#### Written tasks
1. Answer these questions using the Alibaba passage:
(a) What is given as an example of Alibaba's alleged anti-competitive behavior?
(b) What is the name of the e-commerce consultancy that Li Chengdong founded?
(c) At which firm does Wang Xiaoyan work as an analyst?
2. Please retype the part of the Alibaba passage starting with "The government's crackdown" and going on through "particularly challenged Alibaba.".

#### Source extract
● ● ● ● ●

Another major Chinese tech industry player, Alibaba, faced regulatory actions, particularly for its e-commerce and financial operations.
The government's crackdown focused on Alibaba's alleged anti-competitive behaviors, such as enforcing merchant exclusivity agreements.
Li Chengdong, founder and chief analyst at Dolphin, an e-commerce consultancy, observes that Alibaba's diversified focus in recent years has somewhat diluted its e-commerce dominance, allowing budget-focused rivals like Pinduoduo to gain ground. Pinduoduo's aggressive pricing strategies have particularly challenged Alibaba.
Wang Xiaoyan, an analyst at 86Research, believes Wu's technological background will lead to a more algorithm-driven approach in Alibaba's e-commerce operations, similar to Pinduoduo's methods.

● ● ● ● ●

#### Entries
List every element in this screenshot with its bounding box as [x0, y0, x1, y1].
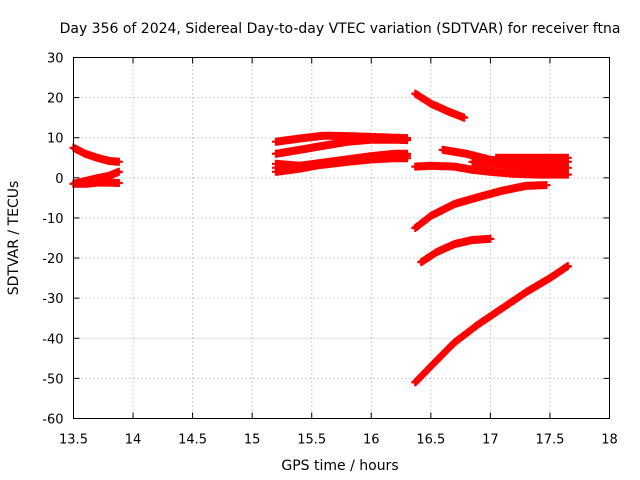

● ● ● ● ●

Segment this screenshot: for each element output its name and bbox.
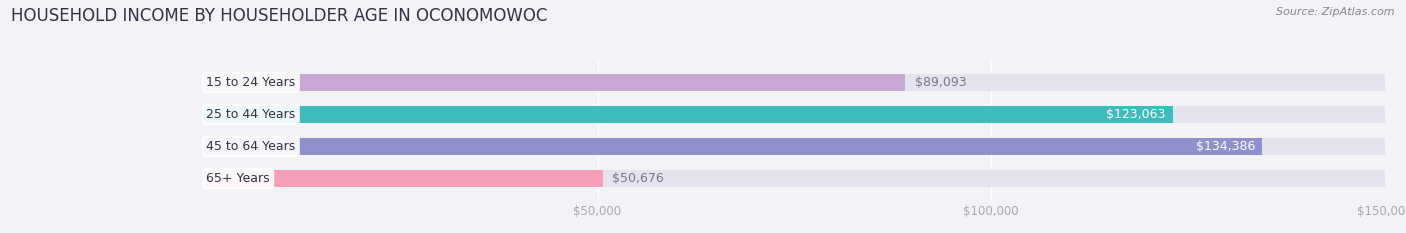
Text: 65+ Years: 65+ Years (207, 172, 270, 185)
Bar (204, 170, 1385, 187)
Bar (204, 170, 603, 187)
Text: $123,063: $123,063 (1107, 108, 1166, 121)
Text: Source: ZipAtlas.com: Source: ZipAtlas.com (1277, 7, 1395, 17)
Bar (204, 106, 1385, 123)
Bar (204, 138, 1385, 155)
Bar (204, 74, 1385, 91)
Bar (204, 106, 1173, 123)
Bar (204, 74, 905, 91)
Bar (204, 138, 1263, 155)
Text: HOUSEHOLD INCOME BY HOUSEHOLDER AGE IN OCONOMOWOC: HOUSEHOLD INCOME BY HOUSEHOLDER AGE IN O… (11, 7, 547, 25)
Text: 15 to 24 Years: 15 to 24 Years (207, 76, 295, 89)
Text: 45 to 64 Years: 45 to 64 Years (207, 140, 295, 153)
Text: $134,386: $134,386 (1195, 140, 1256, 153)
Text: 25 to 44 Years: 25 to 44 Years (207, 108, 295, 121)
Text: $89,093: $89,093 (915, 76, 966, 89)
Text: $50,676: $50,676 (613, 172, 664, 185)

● ● ● ● ●

#### Solutions
1.
(a) Enforcing merchant exclusivity agreements.
(b) Dolphin.
(c) 86Research.

2.
The government's crackdown focused on Alibaba's alleged anti-competitive behaviors, such as enforcing merchant exclusivity agreements.
Li Chengdong, founder and chief analyst at Dolphin, an e-commerce consultancy, observes that Alibaba's diversified focus in recent years has somewhat diluted its e-commerce dominance, allowing budget-focused rivals like Pinduoduo to gain ground. Pinduoduo's aggressive pricing strategies have particularly challenged Alibaba.